Only lines holding the word "text" should be copied from the material.

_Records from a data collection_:
━━━━

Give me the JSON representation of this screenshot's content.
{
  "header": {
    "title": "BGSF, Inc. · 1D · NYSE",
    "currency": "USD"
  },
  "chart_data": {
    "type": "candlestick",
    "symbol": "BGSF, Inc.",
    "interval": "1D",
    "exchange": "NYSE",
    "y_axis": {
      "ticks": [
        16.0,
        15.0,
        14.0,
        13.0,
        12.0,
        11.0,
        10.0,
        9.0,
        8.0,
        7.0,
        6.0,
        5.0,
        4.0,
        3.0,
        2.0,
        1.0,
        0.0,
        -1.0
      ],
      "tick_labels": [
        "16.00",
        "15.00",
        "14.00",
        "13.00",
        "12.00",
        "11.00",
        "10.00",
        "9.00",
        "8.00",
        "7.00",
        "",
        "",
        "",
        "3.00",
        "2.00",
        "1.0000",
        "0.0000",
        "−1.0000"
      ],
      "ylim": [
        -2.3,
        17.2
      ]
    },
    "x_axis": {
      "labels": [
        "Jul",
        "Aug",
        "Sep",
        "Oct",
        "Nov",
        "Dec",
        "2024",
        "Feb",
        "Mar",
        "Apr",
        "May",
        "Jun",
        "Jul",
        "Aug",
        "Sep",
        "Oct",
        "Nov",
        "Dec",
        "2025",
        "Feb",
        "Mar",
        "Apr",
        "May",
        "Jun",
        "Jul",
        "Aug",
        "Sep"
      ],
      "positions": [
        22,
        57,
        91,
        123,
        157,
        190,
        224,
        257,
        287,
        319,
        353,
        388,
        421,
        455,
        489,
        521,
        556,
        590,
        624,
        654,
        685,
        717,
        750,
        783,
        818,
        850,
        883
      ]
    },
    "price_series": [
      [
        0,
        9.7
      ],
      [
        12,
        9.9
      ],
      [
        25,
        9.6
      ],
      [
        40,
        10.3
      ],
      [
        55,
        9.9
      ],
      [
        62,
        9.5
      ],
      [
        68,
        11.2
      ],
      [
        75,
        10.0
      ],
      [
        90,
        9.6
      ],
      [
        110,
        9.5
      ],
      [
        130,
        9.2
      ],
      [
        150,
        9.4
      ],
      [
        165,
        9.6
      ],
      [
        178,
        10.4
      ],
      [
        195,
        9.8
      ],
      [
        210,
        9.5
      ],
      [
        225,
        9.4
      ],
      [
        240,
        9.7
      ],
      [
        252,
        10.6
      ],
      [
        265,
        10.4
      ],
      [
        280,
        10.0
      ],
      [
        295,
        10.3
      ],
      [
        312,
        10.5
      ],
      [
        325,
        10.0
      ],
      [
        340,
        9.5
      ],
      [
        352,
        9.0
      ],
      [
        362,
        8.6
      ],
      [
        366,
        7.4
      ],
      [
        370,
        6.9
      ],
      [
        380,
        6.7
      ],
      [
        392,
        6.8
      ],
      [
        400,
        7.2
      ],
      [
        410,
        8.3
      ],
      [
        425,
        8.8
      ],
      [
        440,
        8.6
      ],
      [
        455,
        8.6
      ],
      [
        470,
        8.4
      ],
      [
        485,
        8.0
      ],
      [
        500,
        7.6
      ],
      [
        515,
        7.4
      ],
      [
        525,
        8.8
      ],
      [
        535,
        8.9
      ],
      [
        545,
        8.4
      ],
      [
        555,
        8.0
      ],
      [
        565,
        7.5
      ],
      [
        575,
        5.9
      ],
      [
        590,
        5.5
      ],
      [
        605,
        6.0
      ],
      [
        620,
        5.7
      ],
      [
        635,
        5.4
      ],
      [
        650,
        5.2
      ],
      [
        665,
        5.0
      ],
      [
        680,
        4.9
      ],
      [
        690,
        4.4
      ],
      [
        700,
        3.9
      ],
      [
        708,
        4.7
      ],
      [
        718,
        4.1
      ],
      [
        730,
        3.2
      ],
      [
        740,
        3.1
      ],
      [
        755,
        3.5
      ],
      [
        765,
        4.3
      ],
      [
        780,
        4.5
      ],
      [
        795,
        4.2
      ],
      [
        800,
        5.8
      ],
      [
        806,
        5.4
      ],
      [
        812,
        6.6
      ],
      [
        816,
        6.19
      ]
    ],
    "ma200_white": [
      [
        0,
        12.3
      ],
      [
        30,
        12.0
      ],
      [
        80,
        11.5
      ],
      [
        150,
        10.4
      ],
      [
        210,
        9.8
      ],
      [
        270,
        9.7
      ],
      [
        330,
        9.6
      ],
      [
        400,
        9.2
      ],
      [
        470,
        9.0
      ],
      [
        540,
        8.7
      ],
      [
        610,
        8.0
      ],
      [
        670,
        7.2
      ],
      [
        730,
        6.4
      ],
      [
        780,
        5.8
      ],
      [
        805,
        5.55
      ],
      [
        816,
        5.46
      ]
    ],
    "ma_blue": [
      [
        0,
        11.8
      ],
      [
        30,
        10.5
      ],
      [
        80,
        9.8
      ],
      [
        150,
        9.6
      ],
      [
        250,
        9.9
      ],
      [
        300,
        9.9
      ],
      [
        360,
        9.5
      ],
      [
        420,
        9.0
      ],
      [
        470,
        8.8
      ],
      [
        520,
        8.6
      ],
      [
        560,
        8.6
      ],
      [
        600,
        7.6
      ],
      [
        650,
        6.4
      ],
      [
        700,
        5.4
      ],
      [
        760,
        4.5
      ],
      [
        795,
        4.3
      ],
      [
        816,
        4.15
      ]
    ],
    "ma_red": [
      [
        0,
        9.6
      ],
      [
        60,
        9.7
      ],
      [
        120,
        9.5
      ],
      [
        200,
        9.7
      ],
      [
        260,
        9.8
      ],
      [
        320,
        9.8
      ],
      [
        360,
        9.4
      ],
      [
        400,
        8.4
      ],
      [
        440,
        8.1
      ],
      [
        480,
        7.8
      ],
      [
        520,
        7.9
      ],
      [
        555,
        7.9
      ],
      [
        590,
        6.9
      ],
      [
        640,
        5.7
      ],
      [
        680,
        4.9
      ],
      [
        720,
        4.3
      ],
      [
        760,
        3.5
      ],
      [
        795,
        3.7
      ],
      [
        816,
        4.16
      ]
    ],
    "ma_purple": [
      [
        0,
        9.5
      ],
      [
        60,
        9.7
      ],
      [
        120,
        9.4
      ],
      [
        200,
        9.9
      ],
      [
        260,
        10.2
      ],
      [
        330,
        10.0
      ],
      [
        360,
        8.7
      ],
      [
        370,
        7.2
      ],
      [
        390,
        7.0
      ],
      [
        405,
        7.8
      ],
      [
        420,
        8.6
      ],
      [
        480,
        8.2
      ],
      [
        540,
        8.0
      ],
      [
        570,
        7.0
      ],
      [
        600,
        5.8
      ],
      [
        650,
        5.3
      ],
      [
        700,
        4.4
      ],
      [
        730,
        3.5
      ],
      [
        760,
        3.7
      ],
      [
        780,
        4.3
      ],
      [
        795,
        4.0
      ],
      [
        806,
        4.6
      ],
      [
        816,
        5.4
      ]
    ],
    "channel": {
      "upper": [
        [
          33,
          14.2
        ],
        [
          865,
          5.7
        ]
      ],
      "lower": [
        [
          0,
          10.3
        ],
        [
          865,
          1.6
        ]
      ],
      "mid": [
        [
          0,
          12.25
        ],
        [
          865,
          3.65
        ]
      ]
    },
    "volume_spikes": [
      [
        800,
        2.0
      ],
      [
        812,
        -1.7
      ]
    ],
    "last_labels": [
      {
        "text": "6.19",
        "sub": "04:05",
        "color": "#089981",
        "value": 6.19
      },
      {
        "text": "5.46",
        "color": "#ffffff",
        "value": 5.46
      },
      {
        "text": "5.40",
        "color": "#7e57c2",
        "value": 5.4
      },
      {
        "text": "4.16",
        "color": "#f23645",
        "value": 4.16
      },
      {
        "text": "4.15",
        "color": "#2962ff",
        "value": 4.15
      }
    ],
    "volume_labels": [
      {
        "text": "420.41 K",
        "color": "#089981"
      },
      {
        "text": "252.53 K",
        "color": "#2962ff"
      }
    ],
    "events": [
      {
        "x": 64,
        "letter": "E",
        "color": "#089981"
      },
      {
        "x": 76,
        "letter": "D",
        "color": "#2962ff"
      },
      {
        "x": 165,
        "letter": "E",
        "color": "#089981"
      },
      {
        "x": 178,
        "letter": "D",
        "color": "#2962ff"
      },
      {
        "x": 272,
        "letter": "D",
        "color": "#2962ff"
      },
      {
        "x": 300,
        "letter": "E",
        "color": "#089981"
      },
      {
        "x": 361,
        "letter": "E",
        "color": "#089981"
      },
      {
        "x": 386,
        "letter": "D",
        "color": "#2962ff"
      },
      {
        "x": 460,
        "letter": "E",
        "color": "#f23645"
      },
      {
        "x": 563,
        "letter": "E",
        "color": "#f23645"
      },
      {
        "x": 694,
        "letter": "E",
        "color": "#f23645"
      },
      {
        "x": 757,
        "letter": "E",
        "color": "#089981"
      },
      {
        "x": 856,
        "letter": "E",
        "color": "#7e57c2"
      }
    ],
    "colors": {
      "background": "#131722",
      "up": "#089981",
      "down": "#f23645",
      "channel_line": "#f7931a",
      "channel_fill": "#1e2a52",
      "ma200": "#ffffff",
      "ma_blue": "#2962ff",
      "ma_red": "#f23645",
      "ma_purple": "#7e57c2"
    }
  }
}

━━━━

_Expected output_:
        "text": "6.19",
        "text": "5.46",
        "text": "5.40",
        "text": "4.16",
        "text": "4.15",
        "text": "420.41 K",
        "text": "252.53 K",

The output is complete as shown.